* RECORDS FOR THIS TASK *

☆ ☆ ☆ ☆ ☆

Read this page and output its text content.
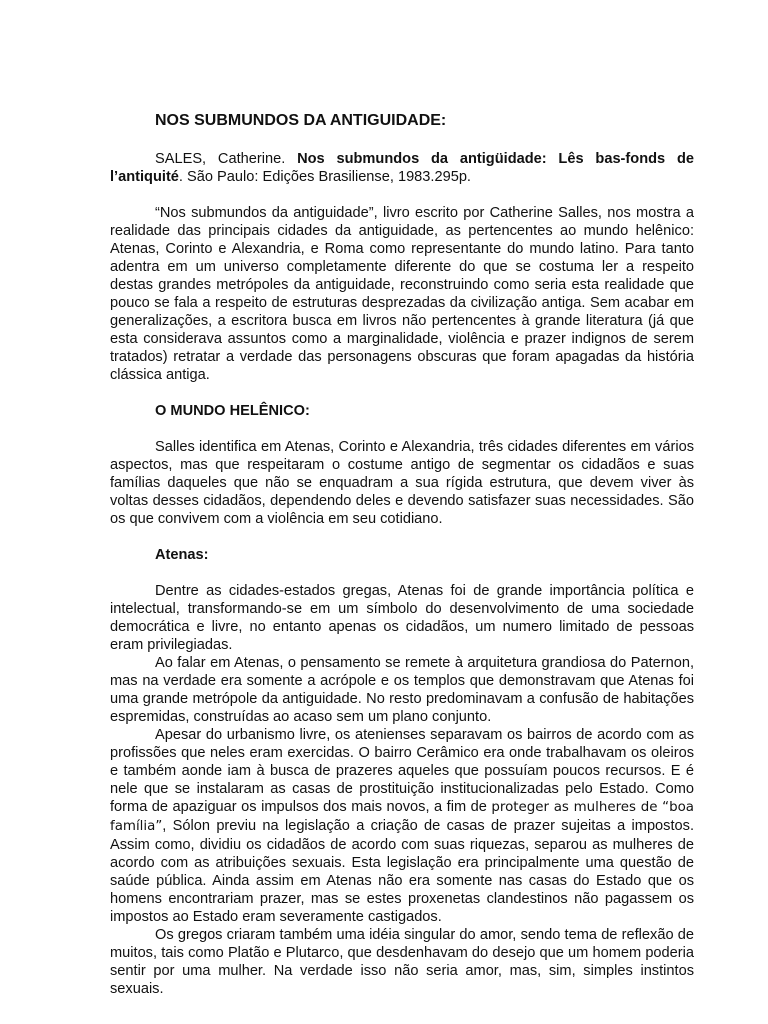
NOS SUBMUNDOS DA ANTIGUIDADE:

SALES, Catherine. Nos submundos da antigüidade: Lês bas-fonds de l’antiquité. São Paulo: Edições Brasiliense, 1983.295p.

“Nos submundos da antiguidade”, livro escrito por Catherine Salles, nos mostra a realidade das principais cidades da antiguidade, as pertencentes ao mundo helênico: Atenas, Corinto e Alexandria, e Roma como representante do mundo latino. Para tanto adentra em um universo completamente diferente do que se costuma ler a respeito destas grandes metrópoles da antiguidade, reconstruindo como seria esta realidade que pouco se fala a respeito de estruturas desprezadas da civilização antiga. Sem acabar em generalizações, a escritora busca em livros não pertencentes à grande literatura (já que esta considerava assuntos como a marginalidade, violência e prazer indignos de serem tratados) retratar a verdade das personagens obscuras que foram apagadas da história clássica antiga.

O MUNDO HELÊNICO:

Salles identifica em Atenas, Corinto e Alexandria, três cidades diferentes em vários aspectos, mas que respeitaram o costume antigo de segmentar os cidadãos e suas famílias daqueles que não se enquadram a sua rígida estrutura, que devem viver às voltas desses cidadãos, dependendo deles e devendo satisfazer suas necessidades. São os que convivem com a violência em seu cotidiano.

Atenas:

Dentre as cidades-estados gregas, Atenas foi de grande importância política e intelectual, transformando-se em um símbolo do desenvolvimento de uma sociedade democrática e livre, no entanto apenas os cidadãos, um numero limitado de pessoas eram privilegiadas.

Ao falar em Atenas, o pensamento se remete à arquitetura grandiosa do Paternon, mas na verdade era somente a acrópole e os templos que demonstravam que Atenas foi uma grande metrópole da antiguidade. No resto predominavam a confusão de habitações espremidas, construídas ao acaso sem um plano conjunto.

Apesar do urbanismo livre, os atenienses separavam os bairros de acordo com as profissões que neles eram exercidas. O bairro Cerâmico era onde trabalhavam os oleiros e também aonde iam à busca de prazeres aqueles que possuíam poucos recursos. E é nele que se instalaram as casas de prostituição institucionalizadas pelo Estado. Como forma de apaziguar os impulsos dos mais novos, a fim de proteger as mulheres de “boa família”, Sólon previu na legislação a criação de casas de prazer sujeitas a impostos. Assim como, dividiu os cidadãos de acordo com suas riquezas, separou as mulheres de acordo com as atribuições sexuais. Esta legislação era principalmente uma questão de saúde pública. Ainda assim em Atenas não era somente nas casas do Estado que os homens encontrariam prazer, mas se estes proxenetas clandestinos não pagassem os impostos ao Estado eram severamente castigados.

Os gregos criaram também uma idéia singular do amor, sendo tema de reflexão de muitos, tais como Platão e Plutarco, que desdenhavam do desejo que um homem poderia sentir por uma mulher. Na verdade isso não seria amor, mas, sim, simples instintos sexuais.
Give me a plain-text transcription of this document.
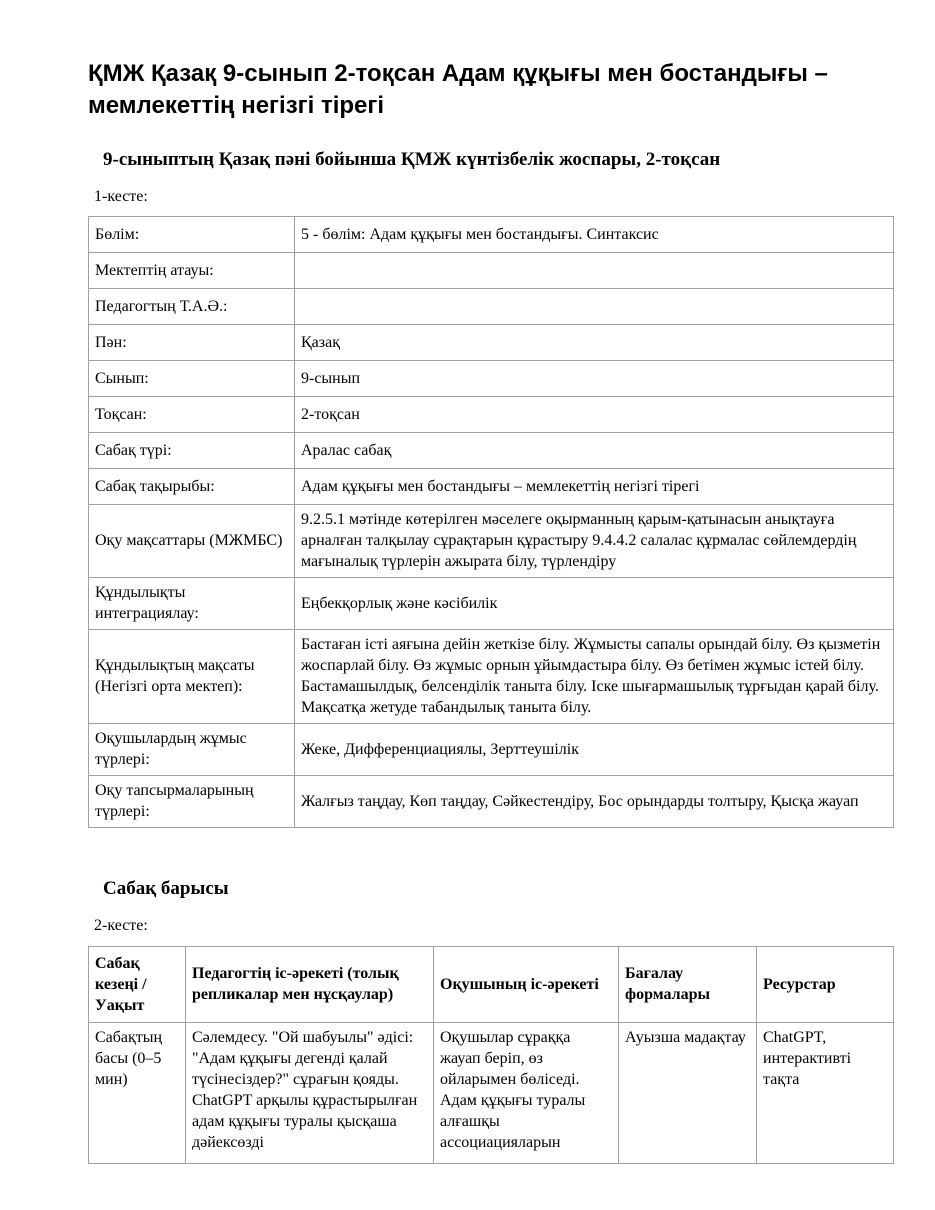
ҚМЖ Қазақ 9-сынып 2-тоқсан Адам құқығы мен бостандығы – мемлекеттің негізгі тірегі
9-сыныптың Қазақ пәні бойынша ҚМЖ күнтізбелік жоспары, 2-тоқсан

1-кесте:

Бөлім:	5 - бөлім: Адам құқығы мен бостандығы. Синтаксис
Мектептің атауы:	
Педагогтың Т.А.Ә.:	
Пән:	Қазақ
Сынып:	9-сынып
Тоқсан:	2-тоқсан
Сабақ түрі:	Аралас сабақ
Сабақ тақырыбы:	Адам құқығы мен бостандығы – мемлекеттің негізгі тірегі
Оқу мақсаттары (МЖМБС)	9.2.5.1 мәтінде көтерілген мәселеге оқырманның қарым-қатынасын анықтауға арналған талқылау сұрақтарын құрастыру 9.4.4.2 салалас құрмалас сөйлемдердің мағыналық түрлерін ажырата білу, түрлендіру
Құндылықты интеграциялау:	Еңбекқорлық және кәсібилік
Құндылықтың мақсаты (Негізгі орта мектеп):	Бастаған істі аяғына дейін жеткізе білу. Жұмысты сапалы орындай білу. Өз қызметін жоспарлай білу. Өз жұмыс орнын ұйымдастыра білу. Өз бетімен жұмыс істей білу. Бастамашылдық, белсенділік таныта білу. Іске шығармашылық тұрғыдан қарай білу. Мақсатқа жетуде табандылық таныта білу.
Оқушылардың жұмыс түрлері:	Жеке, Дифференциациялы, Зерттеушілік
Оқу тапсырмаларының түрлері:	Жалғыз таңдау, Көп таңдау, Сәйкестендіру, Бос орындарды толтыру, Қысқа жауап
Сабақ барысы

2-кесте:

Сабақ кезеңі / Уақыт	Педагогтің іс-әрекеті (толық репликалар мен нұсқаулар)	Оқушының іс-әрекеті	Бағалау формалары	Ресурстар

Сабақтың басы (0–5 мин)	Сәлемдесу. "Ой шабуылы" әдісі: "Адам құқығы дегенді қалай түсінесіздер?" сұрағын қояды. ChatGPT арқылы құрастырылған адам құқығы туралы қысқаша дәйексөзді	Оқушылар сұраққа жауап беріп, өз ойларымен бөліседі. Адам құқығы туралы алғашқы ассоциацияларын	Ауызша мадақтау	ChatGPT, интерактивті тақта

☆ ☆ ☆ ☆ ☆

* WORK TO COMPLETE *
Search the listing for the word "Қазақ". Copy every line in which it occurs.

* RESULT *
ҚМЖ Қазақ 9-сынып 2-тоқсан Адам құқығы мен бостандығы – мемлекеттің негізгі тірегі
9-сыныптың Қазақ пәні бойынша ҚМЖ күнтізбелік жоспары, 2-тоқсан
Пән:	Қазақ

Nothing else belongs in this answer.